START Records shown

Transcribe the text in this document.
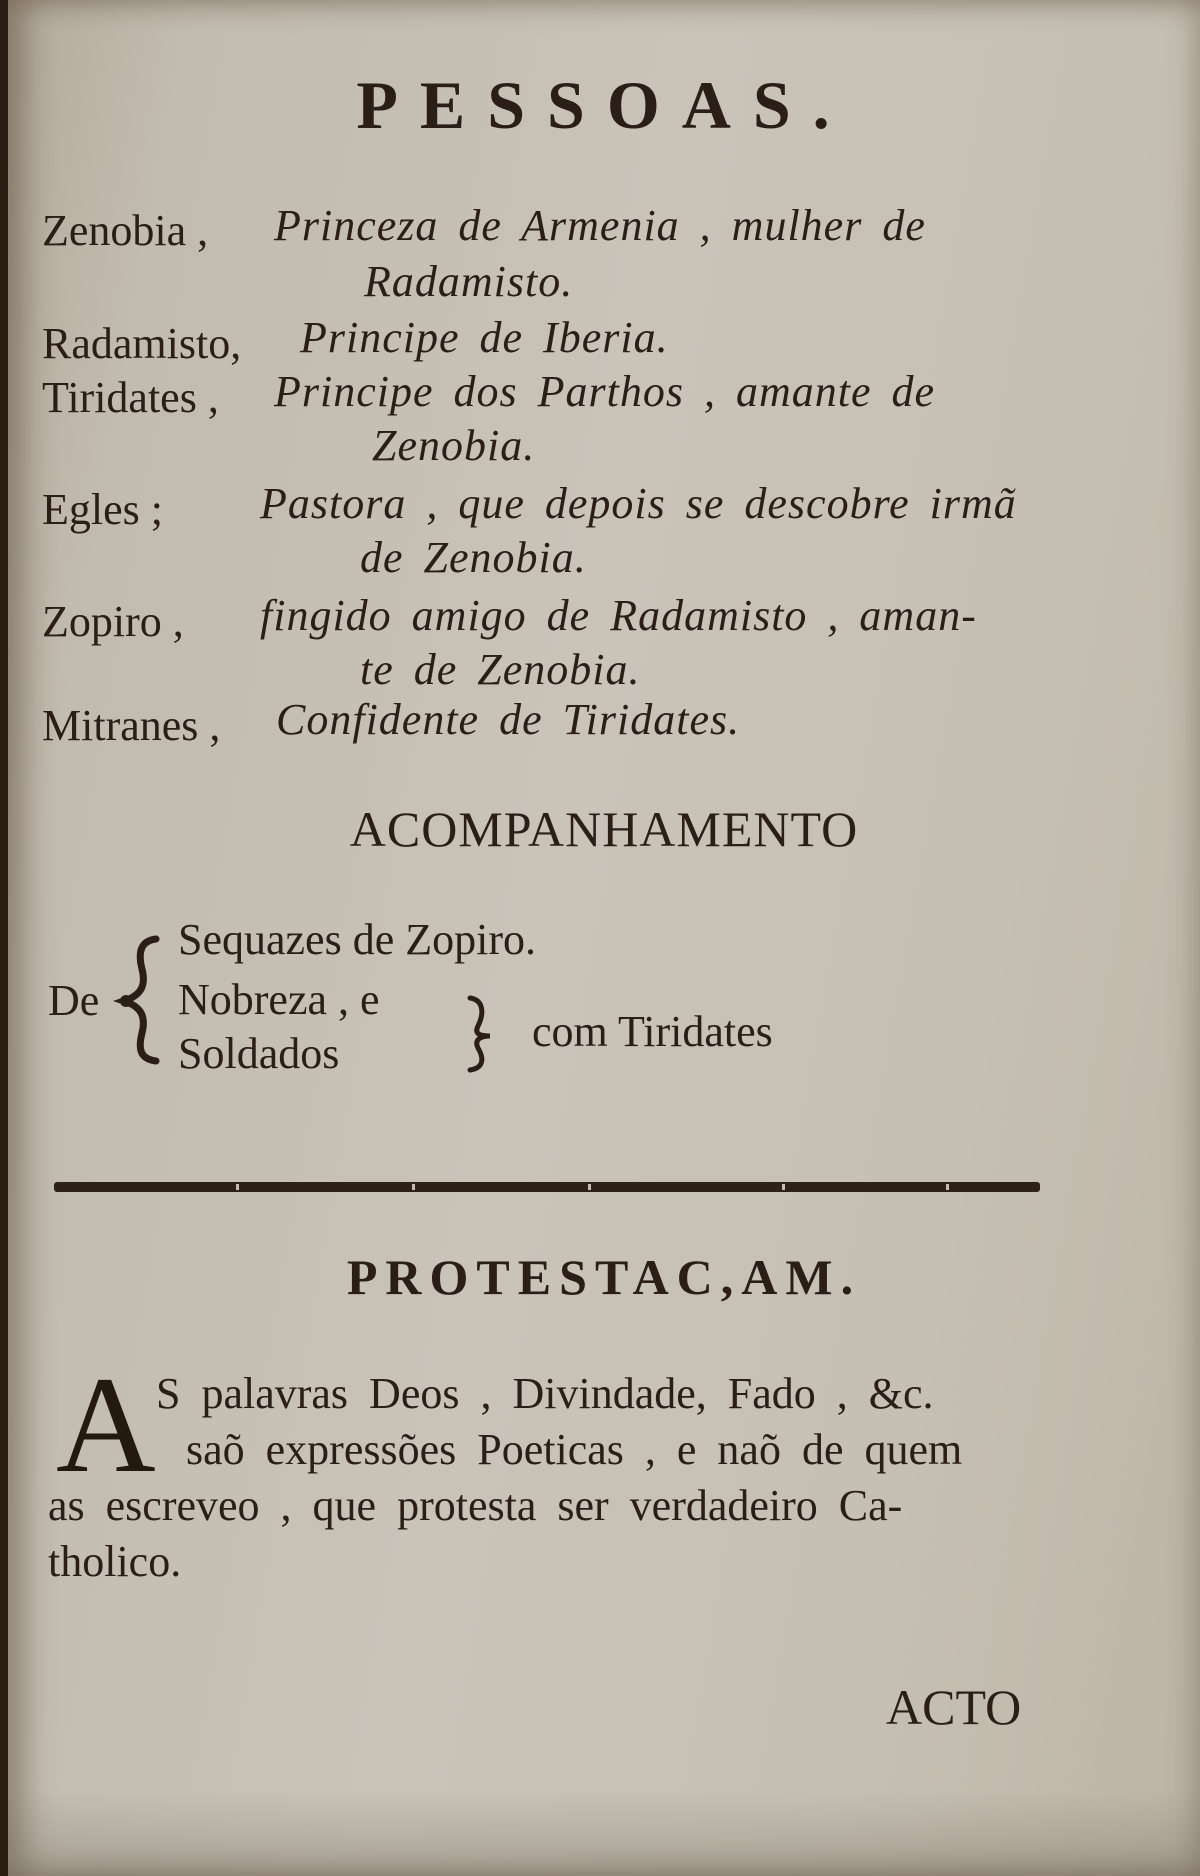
PESSOAS.
Zenobia , Princeza de Armenia , mulher de
Radamisto.
Radamisto, Principe de Iberia.
Tiridates , Principe dos Parthos , amante de
Zenobia.
Egles ; Pastora , que depois se descobre irmã
de Zenobia.
Zopiro , fingido amigo de Radamisto , aman-
te de Zenobia.
Mitranes , Confidente de Tiridates.
ACOMPANHAMENTO
De
Sequazes de Zopiro.
Nobreza , e
Soldados	com Tiridates
PROTESTAC,AM.
A S palavras Deos , Divindade, Fado , &c.
saõ expressões Poeticas , e naõ de quem
as escreveo , que protesta ser verdadeiro Ca-
tholico.
ACTO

END Records shown

The material above holds pictures; copy everything else in it exactly.

Transcribe the text in this document.
PESSOAS.
Zenobia , Princeza de Armenia , mulher de
Radamisto.
Radamisto, Principe de Iberia.
Tiridates , Principe dos Parthos , amante de
Zenobia.
Egles ; Pastora , que depois se descobre irmã
de Zenobia.
Zopiro , fingido amigo de Radamisto , aman-
te de Zenobia.
Mitranes , Confidente de Tiridates.
ACOMPANHAMENTO
De
Sequazes de Zopiro.
Nobreza , e
Soldados	com Tiridates
PROTESTAC,AM.
A S palavras Deos , Divindade, Fado , &c.
saõ expressões Poeticas , e naõ de quem
as escreveo , que protesta ser verdadeiro Ca-
tholico.
ACTO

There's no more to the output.